_BRANO ESTRATTO:_
-- -- --

Sulla Polonia si è deciso di non decidere
Dopo la controversa sentenza della Corte Costituzionale polacca, i leader europei hanno scartato le opzioni più dure, come la sospensione di altri fondi comunitari
Giovedì sera a Bruxelles i capi di stato e di governo dell’Unione Europea, riuniti nel Consiglio Europeo, hanno discusso per circa due ore della recente sentenza della Corte Costituzionale polacca che in sostanza ha deciso che la Polonia non riconoscerà più la supremazia delle leggi europee su quelle polacche, cioè uno dei principi fondativi dell’Unione.
La riunione del Consiglio era stata preceduta da dichiarazioni molto dure di alcuni leader, secondo cui l’Unione avrebbe dovuto prendere provvedimenti concreti contro il governo polacco, accusato da anni di avere trasformato la Polonia in un paese semi-autoritario. Alla fine però ha prevalso la linea più prudente promossa dalla cancelliera tedesca Angela Merkel. «I leader hanno concluso la discussione, che si è svolta serenamente, senza raggiungere alcuna conclusione», ha sintetizzato Bloomberg.
La riunione di giovedì ha confermato la difficoltà dell’Unione Europea di prendere provvedimenti contro gli stati membri che violano lo stato di diritto, fra i pochi e inefficienti strumenti giuridici a disposizione e la difficoltà di mettere d’accordo 27 stati diversi a trovare un unico approccio.

-- -- --

_DATI FORNITI:_
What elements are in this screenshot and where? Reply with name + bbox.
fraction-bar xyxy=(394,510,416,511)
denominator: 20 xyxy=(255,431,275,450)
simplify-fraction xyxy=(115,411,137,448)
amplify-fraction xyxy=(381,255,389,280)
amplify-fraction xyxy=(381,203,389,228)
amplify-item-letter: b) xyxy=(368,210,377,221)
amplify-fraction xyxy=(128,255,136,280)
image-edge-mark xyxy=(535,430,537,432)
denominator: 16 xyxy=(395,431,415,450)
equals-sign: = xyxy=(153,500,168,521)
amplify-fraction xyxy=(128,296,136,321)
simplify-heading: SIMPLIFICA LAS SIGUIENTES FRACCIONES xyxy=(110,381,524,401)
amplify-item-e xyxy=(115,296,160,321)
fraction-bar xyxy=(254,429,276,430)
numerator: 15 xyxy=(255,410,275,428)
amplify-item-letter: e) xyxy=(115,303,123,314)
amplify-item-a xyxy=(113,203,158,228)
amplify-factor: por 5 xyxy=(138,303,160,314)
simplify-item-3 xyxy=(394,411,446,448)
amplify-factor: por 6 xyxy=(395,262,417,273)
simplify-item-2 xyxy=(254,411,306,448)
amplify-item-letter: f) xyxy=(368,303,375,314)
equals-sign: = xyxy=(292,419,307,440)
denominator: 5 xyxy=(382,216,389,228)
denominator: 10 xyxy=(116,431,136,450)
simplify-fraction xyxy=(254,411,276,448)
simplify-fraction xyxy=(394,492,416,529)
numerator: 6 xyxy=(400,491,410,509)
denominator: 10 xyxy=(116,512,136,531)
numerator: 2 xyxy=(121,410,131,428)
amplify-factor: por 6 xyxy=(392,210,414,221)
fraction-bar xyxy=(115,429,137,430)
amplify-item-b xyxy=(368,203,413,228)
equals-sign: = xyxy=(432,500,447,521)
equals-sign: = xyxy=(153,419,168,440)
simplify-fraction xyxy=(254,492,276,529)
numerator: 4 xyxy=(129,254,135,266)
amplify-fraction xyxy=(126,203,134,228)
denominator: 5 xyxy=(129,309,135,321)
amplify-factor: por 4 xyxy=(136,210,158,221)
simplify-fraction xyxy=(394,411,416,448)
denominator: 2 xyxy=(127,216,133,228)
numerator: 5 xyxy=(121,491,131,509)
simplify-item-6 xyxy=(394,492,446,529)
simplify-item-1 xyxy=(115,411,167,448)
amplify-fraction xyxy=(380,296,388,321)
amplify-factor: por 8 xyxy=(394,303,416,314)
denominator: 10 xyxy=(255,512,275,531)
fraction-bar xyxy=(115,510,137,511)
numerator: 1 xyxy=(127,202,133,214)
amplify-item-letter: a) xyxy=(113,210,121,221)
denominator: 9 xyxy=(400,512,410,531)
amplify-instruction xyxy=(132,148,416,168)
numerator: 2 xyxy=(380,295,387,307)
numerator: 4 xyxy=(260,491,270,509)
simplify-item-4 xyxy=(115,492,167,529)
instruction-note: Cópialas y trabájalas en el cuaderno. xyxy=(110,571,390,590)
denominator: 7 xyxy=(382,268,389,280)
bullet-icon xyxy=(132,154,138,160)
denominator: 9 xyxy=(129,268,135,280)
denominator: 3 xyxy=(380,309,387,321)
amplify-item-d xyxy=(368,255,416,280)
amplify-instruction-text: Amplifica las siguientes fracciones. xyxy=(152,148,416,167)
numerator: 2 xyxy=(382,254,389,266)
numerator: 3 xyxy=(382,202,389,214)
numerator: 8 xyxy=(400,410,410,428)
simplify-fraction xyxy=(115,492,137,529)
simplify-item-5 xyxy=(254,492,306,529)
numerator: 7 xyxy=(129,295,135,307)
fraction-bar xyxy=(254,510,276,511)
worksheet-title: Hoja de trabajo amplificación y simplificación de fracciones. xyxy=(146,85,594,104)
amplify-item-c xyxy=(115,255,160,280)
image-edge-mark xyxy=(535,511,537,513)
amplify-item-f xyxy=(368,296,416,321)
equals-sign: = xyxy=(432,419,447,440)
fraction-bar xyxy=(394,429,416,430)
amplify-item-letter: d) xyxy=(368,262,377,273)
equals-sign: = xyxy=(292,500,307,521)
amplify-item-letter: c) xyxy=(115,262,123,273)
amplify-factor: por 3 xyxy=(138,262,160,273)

-- -- --

_ESERCIZI PROPOSTI:_
A - Riporta fedelmente il passo del brano sulla Polonia che comincia con "La riunione di" e prosegue fino a "un unico approccio.".
B - Stabilisci se ciascuna affermazione concorda con il brano sulla Polonia. Rispondi sì o no e cita testualmente le parole del brano che lo decidono.
(i) I capi di stato e di governo hanno discusso della sentenza per circa due ore.
(ii) Alla fine ha prevalso la linea più dura, con la sospensione di altri fondi comunitari.
(iii) Secondo la sintesi di Bloomberg, la discussione si è svolta serenamente.
Per rispondere basatevi soltanto sul brano.

_SOLUZIONI COMPLETE:_
A -
La riunione di giovedì ha confermato la difficoltà dell’Unione Europea di prendere provvedimenti contro gli stati membri che violano lo stato di diritto, fra i pochi e inefficienti strumenti giuridici a disposizione e la difficoltà di mettere d’accordo 27 stati diversi a trovare un unico approccio.

B -
(i) Sì: "hanno discusso per circa due ore della recente sentenza della Corte Costituzionale polacca".
(ii) No: "Alla fine però ha prevalso la linea più prudente promossa dalla cancelliera tedesca Angela Merkel".
(iii) Sì: "«I leader hanno concluso la discussione, che si è svolta serenamente, senza raggiungere alcuna conclusione», ha sintetizzato Bloomberg".